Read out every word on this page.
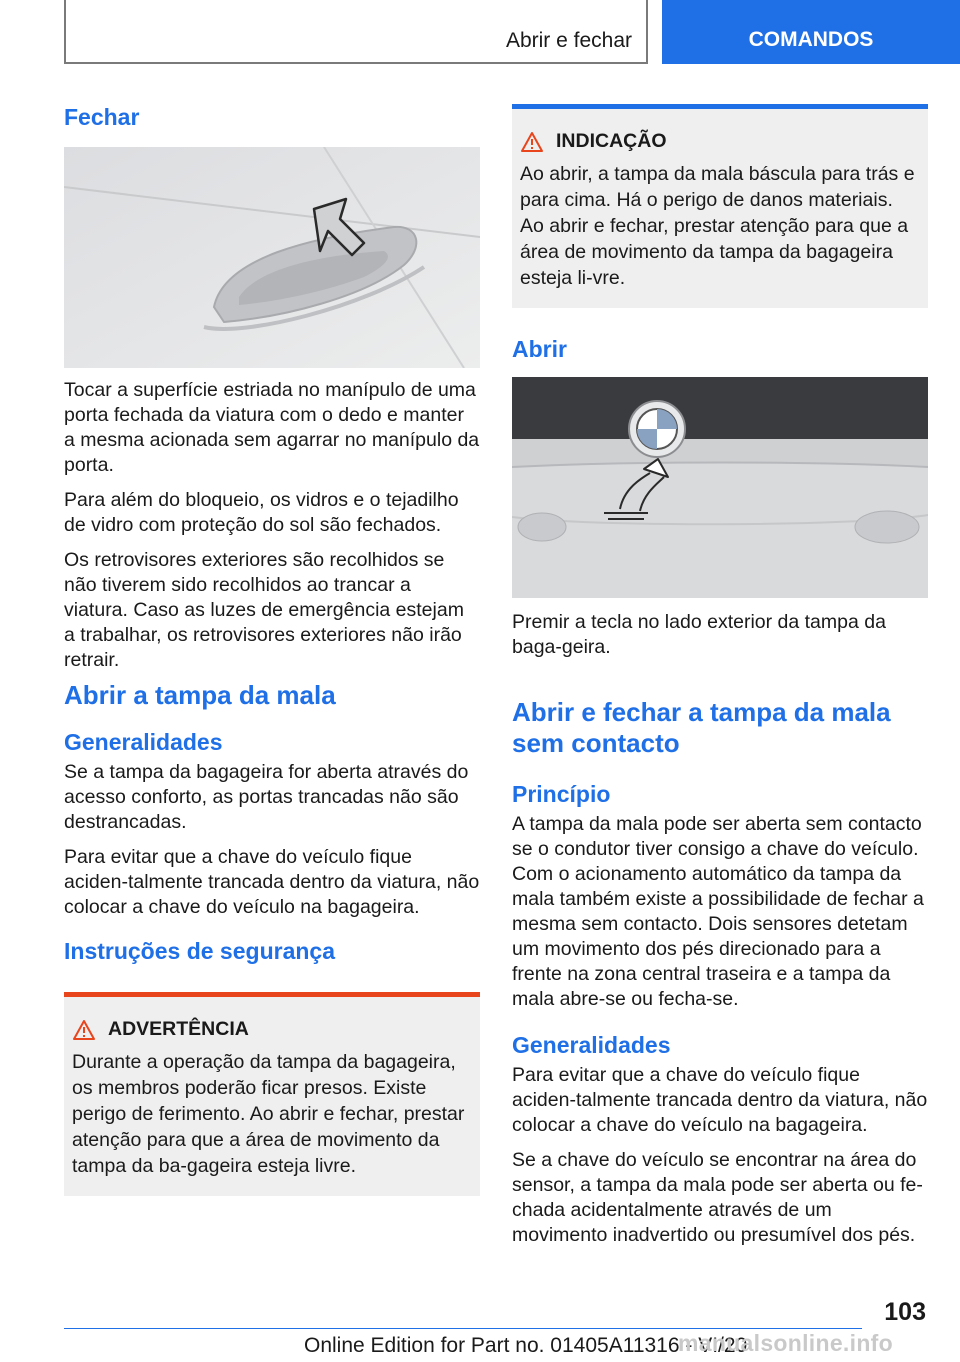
Abrir e fechar	COMANDOS
Fechar

Tocar a superfície estriada no manípulo de uma porta fechada da viatura com o dedo e manter a mesma acionada sem agarrar no manípulo da porta.

Para além do bloqueio, os vidros e o tejadilho de vidro com proteção do sol são fechados.

Os retrovisores exteriores são recolhidos se não tiverem sido recolhidos ao trancar a viatura. Caso as luzes de emergência estejam a trabalhar, os retrovisores exteriores não irão retrair.

Abrir a tampa da mala
Generalidades

Se a tampa da bagageira for aberta através do acesso conforto, as portas trancadas não são destrancadas.

Para evitar que a chave do veículo fique aciden-talmente trancada dentro da viatura, não colocar a chave do veículo na bagageira.

Instruções de segurança
ADVERTÊNCIA

Durante a operação da tampa da bagageira, os membros poderão ficar presos. Existe perigo de ferimento. Ao abrir e fechar, prestar atenção para que a área de movimento da tampa da ba-gageira esteja livre.

INDICAÇÃO

Ao abrir, a tampa da mala báscula para trás e para cima. Há o perigo de danos materiais. Ao abrir e fechar, prestar atenção para que a área de movimento da tampa da bagageira esteja li-vre.

Abrir

Premir a tecla no lado exterior da tampa da baga-geira.

Abrir e fechar a tampa da mala sem contacto
Princípio

A tampa da mala pode ser aberta sem contacto se o condutor tiver consigo a chave do veículo. Com o acionamento automático da tampa da mala também existe a possibilidade de fechar a mesma sem contacto. Dois sensores detetam um movimento dos pés direcionado para a frente na zona central traseira e a tampa da mala abre-se ou fecha-se.

Generalidades

Para evitar que a chave do veículo fique aciden-talmente trancada dentro da viatura, não colocar a chave do veículo na bagageira.

Se a chave do veículo se encontrar na área do sensor, a tampa da mala pode ser aberta ou fe-chada acidentalmente através de um movimento inadvertido ou presumível dos pés.

103
Online Edition for Part no. 01405A11316 - VI/20
manualsonline.info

▸ **Stated task**: Without the pictures, extract every entry verbatim.

▸ **Final result**:
Read out every word on this page.
Abrir e fechar	COMANDOS
Fechar

Tocar a superfície estriada no manípulo de uma porta fechada da viatura com o dedo e manter a mesma acionada sem agarrar no manípulo da porta.

Para além do bloqueio, os vidros e o tejadilho de vidro com proteção do sol são fechados.

Os retrovisores exteriores são recolhidos se não tiverem sido recolhidos ao trancar a viatura. Caso as luzes de emergência estejam a trabalhar, os retrovisores exteriores não irão retrair.

Abrir a tampa da mala
Generalidades

Se a tampa da bagageira for aberta através do acesso conforto, as portas trancadas não são destrancadas.

Para evitar que a chave do veículo fique aciden-talmente trancada dentro da viatura, não colocar a chave do veículo na bagageira.

Instruções de segurança
ADVERTÊNCIA

Durante a operação da tampa da bagageira, os membros poderão ficar presos. Existe perigo de ferimento. Ao abrir e fechar, prestar atenção para que a área de movimento da tampa da ba-gageira esteja livre.

INDICAÇÃO

Ao abrir, a tampa da mala báscula para trás e para cima. Há o perigo de danos materiais. Ao abrir e fechar, prestar atenção para que a área de movimento da tampa da bagageira esteja li-vre.

Abrir

Premir a tecla no lado exterior da tampa da baga-geira.

Abrir e fechar a tampa da mala sem contacto
Princípio

A tampa da mala pode ser aberta sem contacto se o condutor tiver consigo a chave do veículo. Com o acionamento automático da tampa da mala também existe a possibilidade de fechar a mesma sem contacto. Dois sensores detetam um movimento dos pés direcionado para a frente na zona central traseira e a tampa da mala abre-se ou fecha-se.

Generalidades

Para evitar que a chave do veículo fique aciden-talmente trancada dentro da viatura, não colocar a chave do veículo na bagageira.

Se a chave do veículo se encontrar na área do sensor, a tampa da mala pode ser aberta ou fe-chada acidentalmente através de um movimento inadvertido ou presumível dos pés.

103
Online Edition for Part no. 01405A11316 - VI/20
manualsonline.info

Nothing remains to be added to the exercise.